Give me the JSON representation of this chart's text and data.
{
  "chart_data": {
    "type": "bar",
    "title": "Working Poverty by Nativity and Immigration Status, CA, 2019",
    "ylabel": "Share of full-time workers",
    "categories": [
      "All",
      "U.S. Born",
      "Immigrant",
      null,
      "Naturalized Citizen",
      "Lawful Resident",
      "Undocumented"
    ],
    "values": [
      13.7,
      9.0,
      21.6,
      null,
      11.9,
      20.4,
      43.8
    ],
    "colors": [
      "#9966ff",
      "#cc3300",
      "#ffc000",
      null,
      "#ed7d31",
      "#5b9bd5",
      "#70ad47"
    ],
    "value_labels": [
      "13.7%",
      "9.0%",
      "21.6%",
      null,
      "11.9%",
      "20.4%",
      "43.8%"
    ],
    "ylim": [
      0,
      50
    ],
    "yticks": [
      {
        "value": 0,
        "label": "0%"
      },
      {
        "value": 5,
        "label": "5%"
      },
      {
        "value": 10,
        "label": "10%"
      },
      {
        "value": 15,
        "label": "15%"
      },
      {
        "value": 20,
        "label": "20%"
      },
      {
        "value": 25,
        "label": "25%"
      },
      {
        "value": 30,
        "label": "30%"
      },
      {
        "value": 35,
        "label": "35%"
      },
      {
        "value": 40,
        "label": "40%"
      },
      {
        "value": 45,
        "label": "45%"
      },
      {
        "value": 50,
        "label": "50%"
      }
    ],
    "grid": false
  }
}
------------------------
Output every record above exactly as it appears.

Give me the JSON representation of this chart's text and data.
{
  "chart_data": {
    "type": "bar",
    "title": "Working Poverty by Nativity and Immigration Status, CA, 2019",
    "ylabel": "Share of full-time workers",
    "categories": [
      "All",
      "U.S. Born",
      "Immigrant",
      null,
      "Naturalized Citizen",
      "Lawful Resident",
      "Undocumented"
    ],
    "values": [
      13.7,
      9.0,
      21.6,
      null,
      11.9,
      20.4,
      43.8
    ],
    "colors": [
      "#9966ff",
      "#cc3300",
      "#ffc000",
      null,
      "#ed7d31",
      "#5b9bd5",
      "#70ad47"
    ],
    "value_labels": [
      "13.7%",
      "9.0%",
      "21.6%",
      null,
      "11.9%",
      "20.4%",
      "43.8%"
    ],
    "ylim": [
      0,
      50
    ],
    "yticks": [
      {
        "value": 0,
        "label": "0%"
      },
      {
        "value": 5,
        "label": "5%"
      },
      {
        "value": 10,
        "label": "10%"
      },
      {
        "value": 15,
        "label": "15%"
      },
      {
        "value": 20,
        "label": "20%"
      },
      {
        "value": 25,
        "label": "25%"
      },
      {
        "value": 30,
        "label": "30%"
      },
      {
        "value": 35,
        "label": "35%"
      },
      {
        "value": 40,
        "label": "40%"
      },
      {
        "value": 45,
        "label": "45%"
      },
      {
        "value": 50,
        "label": "50%"
      }
    ],
    "grid": false
  }
}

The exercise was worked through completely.